Excerpts from a figure dataset
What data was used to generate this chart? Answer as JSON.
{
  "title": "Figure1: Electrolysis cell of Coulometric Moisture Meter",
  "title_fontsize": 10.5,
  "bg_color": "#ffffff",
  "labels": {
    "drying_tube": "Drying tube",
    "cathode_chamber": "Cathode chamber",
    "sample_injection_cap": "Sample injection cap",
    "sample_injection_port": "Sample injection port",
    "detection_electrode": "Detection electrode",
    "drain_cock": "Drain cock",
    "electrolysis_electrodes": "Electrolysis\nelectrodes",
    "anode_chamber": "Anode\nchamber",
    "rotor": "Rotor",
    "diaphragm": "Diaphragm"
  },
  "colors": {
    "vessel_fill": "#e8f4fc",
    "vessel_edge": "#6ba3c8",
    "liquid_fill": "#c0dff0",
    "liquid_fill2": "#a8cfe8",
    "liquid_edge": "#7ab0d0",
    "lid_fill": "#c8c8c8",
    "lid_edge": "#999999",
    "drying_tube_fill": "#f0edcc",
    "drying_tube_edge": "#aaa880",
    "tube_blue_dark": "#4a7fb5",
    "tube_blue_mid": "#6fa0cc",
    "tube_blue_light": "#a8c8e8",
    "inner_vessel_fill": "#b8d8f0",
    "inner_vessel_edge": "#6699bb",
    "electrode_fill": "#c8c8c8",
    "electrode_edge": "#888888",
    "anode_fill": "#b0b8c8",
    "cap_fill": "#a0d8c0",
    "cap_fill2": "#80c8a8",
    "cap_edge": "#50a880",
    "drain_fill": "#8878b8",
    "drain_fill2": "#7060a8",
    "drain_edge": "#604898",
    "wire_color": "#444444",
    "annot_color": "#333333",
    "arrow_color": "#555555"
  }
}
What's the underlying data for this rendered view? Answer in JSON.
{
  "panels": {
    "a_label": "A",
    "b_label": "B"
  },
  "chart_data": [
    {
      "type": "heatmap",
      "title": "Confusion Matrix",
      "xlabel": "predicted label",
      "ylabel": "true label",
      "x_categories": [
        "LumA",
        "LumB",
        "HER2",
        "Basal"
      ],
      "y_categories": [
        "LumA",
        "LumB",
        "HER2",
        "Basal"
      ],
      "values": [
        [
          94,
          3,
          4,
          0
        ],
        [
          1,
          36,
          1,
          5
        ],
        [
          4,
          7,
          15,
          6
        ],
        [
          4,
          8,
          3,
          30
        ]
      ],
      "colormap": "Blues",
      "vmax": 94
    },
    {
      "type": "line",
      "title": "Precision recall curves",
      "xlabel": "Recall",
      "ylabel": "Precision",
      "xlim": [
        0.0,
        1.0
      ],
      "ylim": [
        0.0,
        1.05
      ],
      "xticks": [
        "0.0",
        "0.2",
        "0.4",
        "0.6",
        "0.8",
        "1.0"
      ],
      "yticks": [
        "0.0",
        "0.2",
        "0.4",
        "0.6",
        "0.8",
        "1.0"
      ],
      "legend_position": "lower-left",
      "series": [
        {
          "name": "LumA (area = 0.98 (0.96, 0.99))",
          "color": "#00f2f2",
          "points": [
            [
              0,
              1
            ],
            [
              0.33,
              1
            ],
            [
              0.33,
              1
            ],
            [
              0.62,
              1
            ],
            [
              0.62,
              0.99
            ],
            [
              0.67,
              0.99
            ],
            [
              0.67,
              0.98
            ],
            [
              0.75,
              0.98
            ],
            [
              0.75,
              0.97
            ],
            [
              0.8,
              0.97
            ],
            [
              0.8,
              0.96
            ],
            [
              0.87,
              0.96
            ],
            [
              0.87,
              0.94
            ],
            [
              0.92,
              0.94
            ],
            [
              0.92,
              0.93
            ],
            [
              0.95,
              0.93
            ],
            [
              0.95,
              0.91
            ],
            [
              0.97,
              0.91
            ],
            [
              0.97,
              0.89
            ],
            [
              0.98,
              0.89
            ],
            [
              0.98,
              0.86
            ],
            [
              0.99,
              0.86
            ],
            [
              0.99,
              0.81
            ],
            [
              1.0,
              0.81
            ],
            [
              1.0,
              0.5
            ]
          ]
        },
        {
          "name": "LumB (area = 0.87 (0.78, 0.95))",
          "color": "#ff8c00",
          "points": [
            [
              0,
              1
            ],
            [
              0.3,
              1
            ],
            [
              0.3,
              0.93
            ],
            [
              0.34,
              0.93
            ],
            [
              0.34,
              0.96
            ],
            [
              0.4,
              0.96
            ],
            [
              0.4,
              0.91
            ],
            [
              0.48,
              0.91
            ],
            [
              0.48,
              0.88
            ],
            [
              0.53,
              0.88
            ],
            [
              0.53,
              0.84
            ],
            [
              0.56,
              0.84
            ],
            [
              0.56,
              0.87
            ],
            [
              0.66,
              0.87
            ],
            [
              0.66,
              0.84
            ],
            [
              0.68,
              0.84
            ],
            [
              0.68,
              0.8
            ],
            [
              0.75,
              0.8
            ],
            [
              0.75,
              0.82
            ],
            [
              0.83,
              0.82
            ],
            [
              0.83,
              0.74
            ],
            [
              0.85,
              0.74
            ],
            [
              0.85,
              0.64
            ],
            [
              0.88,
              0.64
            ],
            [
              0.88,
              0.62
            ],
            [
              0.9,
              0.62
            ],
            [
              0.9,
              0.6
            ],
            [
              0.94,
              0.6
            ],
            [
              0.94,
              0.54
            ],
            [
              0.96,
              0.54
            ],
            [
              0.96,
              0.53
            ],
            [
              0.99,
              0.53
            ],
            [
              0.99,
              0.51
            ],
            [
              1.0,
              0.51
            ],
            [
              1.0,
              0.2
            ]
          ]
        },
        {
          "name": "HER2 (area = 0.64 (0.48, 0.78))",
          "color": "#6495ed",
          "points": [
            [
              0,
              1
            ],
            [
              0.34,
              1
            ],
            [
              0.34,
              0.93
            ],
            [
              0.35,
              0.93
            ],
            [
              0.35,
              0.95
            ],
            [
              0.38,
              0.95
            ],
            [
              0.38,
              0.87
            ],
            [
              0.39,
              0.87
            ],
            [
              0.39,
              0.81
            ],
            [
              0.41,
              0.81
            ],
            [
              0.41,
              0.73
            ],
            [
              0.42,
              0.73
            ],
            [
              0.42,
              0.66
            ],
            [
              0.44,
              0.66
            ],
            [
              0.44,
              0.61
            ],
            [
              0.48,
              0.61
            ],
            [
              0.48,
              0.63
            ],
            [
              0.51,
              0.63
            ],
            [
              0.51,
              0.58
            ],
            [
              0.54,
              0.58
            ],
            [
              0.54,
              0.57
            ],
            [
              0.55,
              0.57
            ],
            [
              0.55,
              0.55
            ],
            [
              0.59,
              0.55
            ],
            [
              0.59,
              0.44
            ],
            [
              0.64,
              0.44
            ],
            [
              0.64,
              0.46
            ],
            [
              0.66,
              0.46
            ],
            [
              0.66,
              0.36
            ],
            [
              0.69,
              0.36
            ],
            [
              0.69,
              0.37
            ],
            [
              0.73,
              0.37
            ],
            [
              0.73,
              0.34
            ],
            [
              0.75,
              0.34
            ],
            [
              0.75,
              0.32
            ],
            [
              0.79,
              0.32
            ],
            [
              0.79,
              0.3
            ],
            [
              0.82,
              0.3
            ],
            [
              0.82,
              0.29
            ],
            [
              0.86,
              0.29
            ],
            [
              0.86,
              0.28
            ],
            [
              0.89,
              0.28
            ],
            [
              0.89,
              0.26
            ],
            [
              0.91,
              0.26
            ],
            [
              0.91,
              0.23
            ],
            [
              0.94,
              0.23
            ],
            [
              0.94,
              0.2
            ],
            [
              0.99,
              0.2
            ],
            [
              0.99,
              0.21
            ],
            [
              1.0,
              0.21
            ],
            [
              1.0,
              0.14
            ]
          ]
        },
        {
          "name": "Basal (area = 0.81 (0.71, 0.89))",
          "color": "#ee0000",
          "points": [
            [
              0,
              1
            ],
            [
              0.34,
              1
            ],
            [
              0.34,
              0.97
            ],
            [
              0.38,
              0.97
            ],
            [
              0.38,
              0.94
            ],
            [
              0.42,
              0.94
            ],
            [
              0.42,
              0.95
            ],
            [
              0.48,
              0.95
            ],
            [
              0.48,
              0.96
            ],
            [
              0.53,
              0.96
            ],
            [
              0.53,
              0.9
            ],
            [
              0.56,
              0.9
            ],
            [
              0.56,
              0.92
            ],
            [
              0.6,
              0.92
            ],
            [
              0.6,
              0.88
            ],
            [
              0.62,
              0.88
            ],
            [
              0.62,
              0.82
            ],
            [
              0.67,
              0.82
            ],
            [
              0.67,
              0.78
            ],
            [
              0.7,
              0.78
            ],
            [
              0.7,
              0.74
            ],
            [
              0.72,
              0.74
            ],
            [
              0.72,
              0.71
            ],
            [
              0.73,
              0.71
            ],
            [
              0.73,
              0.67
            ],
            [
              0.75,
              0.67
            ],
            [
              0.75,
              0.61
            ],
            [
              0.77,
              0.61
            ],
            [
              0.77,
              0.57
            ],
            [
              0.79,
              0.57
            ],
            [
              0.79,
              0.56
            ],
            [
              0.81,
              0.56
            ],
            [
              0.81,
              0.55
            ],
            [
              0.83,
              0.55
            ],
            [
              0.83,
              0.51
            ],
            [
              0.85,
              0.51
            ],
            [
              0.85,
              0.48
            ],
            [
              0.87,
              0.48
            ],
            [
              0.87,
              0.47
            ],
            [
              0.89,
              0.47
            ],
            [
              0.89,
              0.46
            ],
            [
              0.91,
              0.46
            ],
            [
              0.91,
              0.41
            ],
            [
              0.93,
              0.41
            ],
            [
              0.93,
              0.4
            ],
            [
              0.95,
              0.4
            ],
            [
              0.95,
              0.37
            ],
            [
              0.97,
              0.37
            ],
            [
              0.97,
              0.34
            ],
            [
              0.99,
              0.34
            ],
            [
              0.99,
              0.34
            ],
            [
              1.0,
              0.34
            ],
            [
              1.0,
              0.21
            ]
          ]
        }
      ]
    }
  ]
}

## TASK OBJECTIVE
Where a line in the entries holds the word "What", copy that line.

## THE RESULT
What data was used to generate this chart? Answer as JSON.
What's the underlying data for this rendered view? Answer in JSON.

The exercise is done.